→ **The task**:
Pick out each line containing the string "this".

-- Raw records start --

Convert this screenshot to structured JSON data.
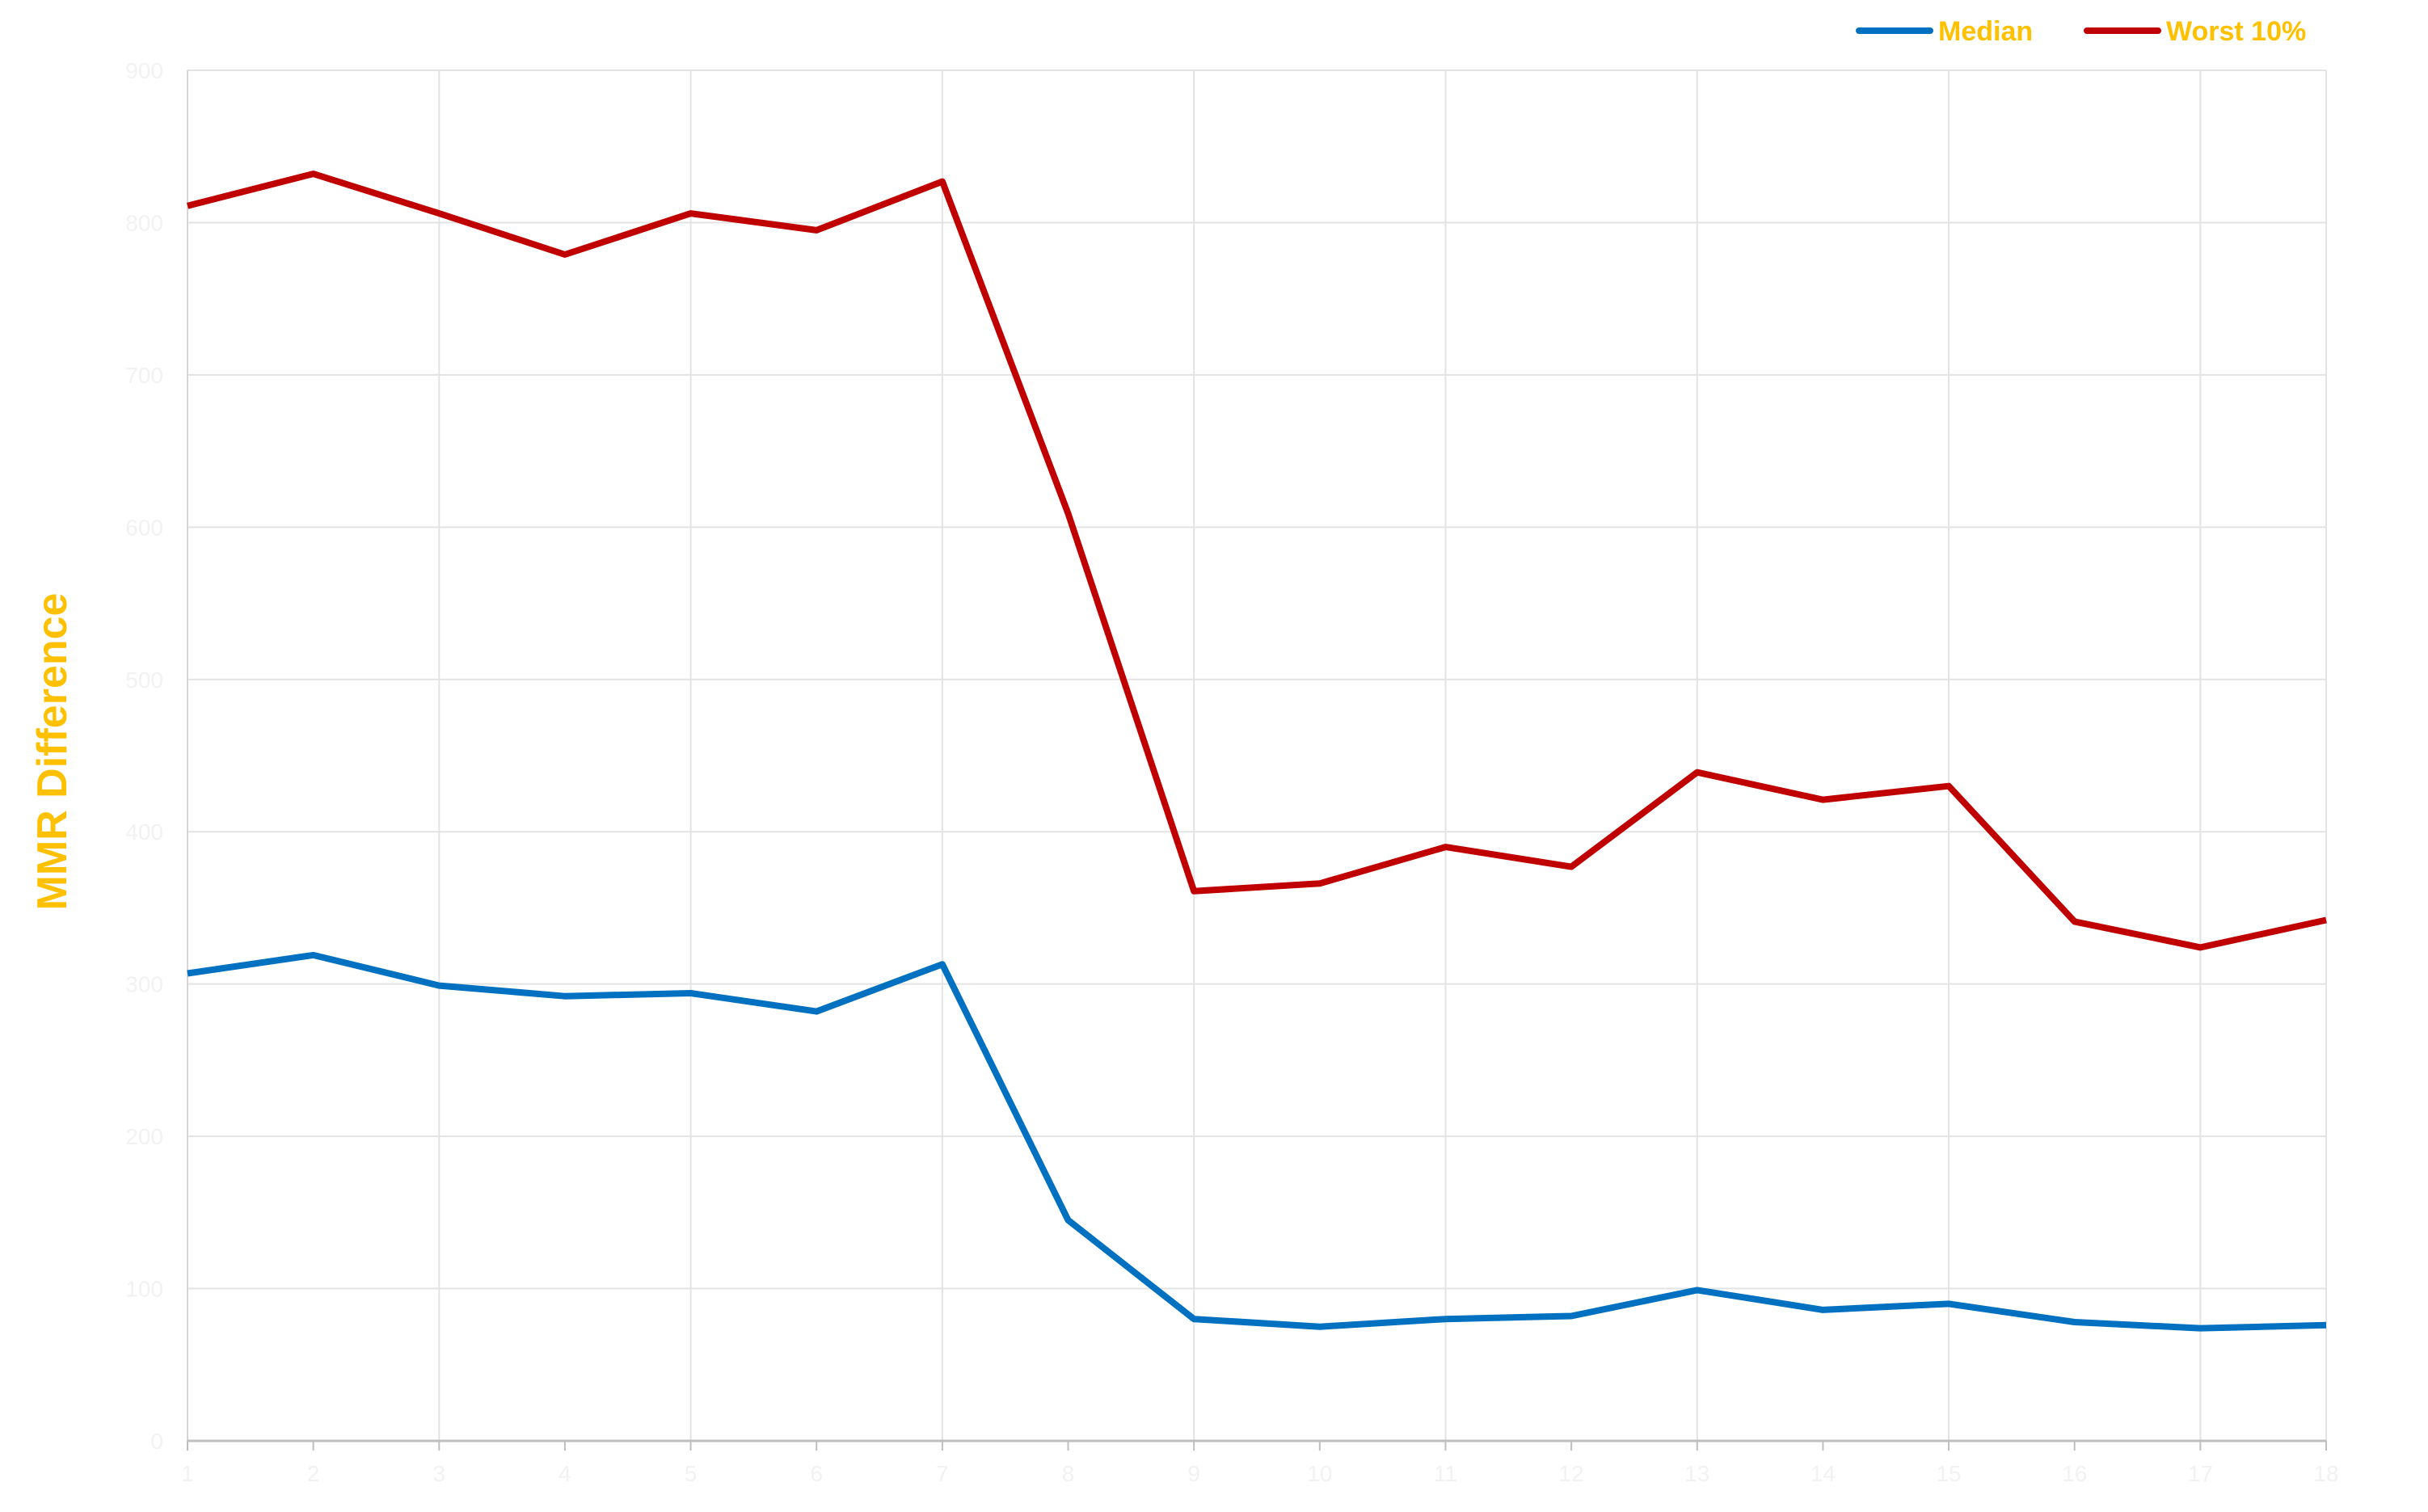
{
  "chart_data": {
    "type": "line",
    "title": "",
    "xlabel": "",
    "ylabel": "MMR Difference",
    "x": [
      1,
      2,
      3,
      4,
      5,
      6,
      7,
      8,
      9,
      10,
      11,
      12,
      13,
      14,
      15,
      16,
      17,
      18
    ],
    "ylim": [
      0,
      900
    ],
    "yticks": [
      0,
      100,
      200,
      300,
      400,
      500,
      600,
      700,
      800,
      900
    ],
    "grid": true,
    "legend_position": "top-right",
    "series": [
      {
        "name": "Median",
        "color": "#0070C0",
        "values": [
          307,
          319,
          299,
          292,
          294,
          282,
          313,
          145,
          80,
          75,
          80,
          82,
          99,
          86,
          90,
          78,
          74,
          76
        ]
      },
      {
        "name": "Worst 10%",
        "color": "#C00000",
        "values": [
          811,
          832,
          806,
          779,
          806,
          795,
          827,
          609,
          361,
          366,
          390,
          377,
          439,
          421,
          430,
          341,
          324,
          342
        ]
      }
    ]
  }
}
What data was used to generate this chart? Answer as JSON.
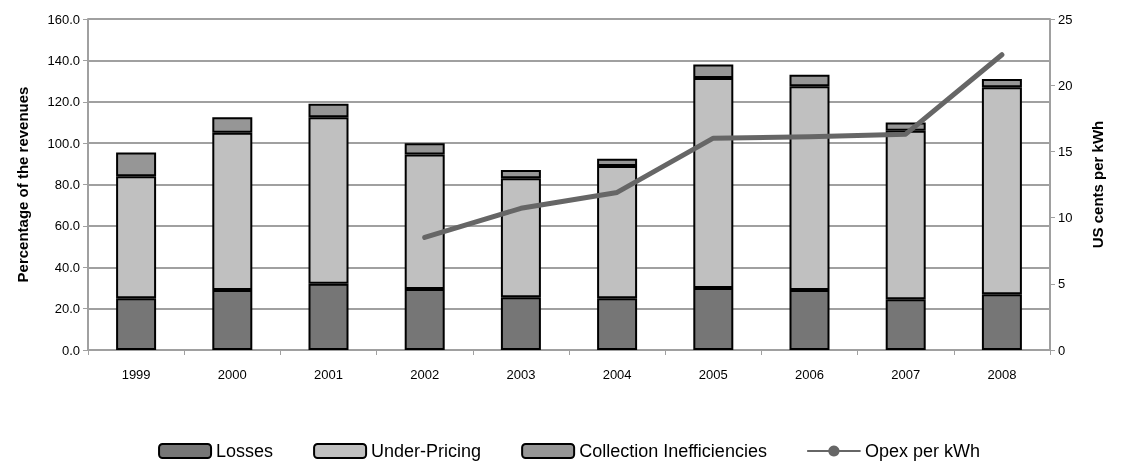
{
  "chart_data": {
    "type": "bar",
    "stacked": true,
    "ylabel": "Percentage of the revenues",
    "y2label": "US cents per kWh",
    "categories": [
      "1999",
      "2000",
      "2001",
      "2002",
      "2003",
      "2004",
      "2005",
      "2006",
      "2007",
      "2008"
    ],
    "series": [
      {
        "name": "Losses",
        "color": "#767676",
        "values": [
          25,
          29,
          32,
          29.5,
          25.5,
          25,
          30,
          29,
          24.5,
          27
        ]
      },
      {
        "name": "Under-Pricing",
        "color": "#c0c0c0",
        "values": [
          59,
          76,
          80.5,
          65,
          57.5,
          64,
          101.5,
          98.5,
          81.5,
          100
        ]
      },
      {
        "name": "Collection Inefficiencies",
        "color": "#969696",
        "values": [
          11.5,
          7.5,
          6.5,
          5.5,
          4,
          3.5,
          6.5,
          5.5,
          4,
          4
        ]
      },
      {
        "name": "Opex per kWh",
        "type": "line",
        "axis": "y2",
        "color": "#666666",
        "marker": "none",
        "values": [
          null,
          null,
          null,
          8.5,
          10.7,
          11.9,
          16.0,
          16.1,
          16.3,
          22.3
        ]
      }
    ],
    "ylim": [
      0,
      160
    ],
    "yticks": [
      {
        "value": 0,
        "label": "0.0"
      },
      {
        "value": 20,
        "label": "20.0"
      },
      {
        "value": 40,
        "label": "40.0"
      },
      {
        "value": 60,
        "label": "60.0"
      },
      {
        "value": 80,
        "label": "80.0"
      },
      {
        "value": 100,
        "label": "100.0"
      },
      {
        "value": 120,
        "label": "120.0"
      },
      {
        "value": 140,
        "label": "140.0"
      },
      {
        "value": 160,
        "label": "160.0"
      }
    ],
    "y2lim": [
      0,
      25
    ],
    "y2ticks": [
      0,
      5,
      10,
      15,
      20,
      25
    ],
    "grid": "y",
    "legend": "bottom"
  }
}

-- Raw records end --

→ **Full output**:
Convert this screenshot to structured JSON data.
What data was used to generate this chart? Answer as JSON.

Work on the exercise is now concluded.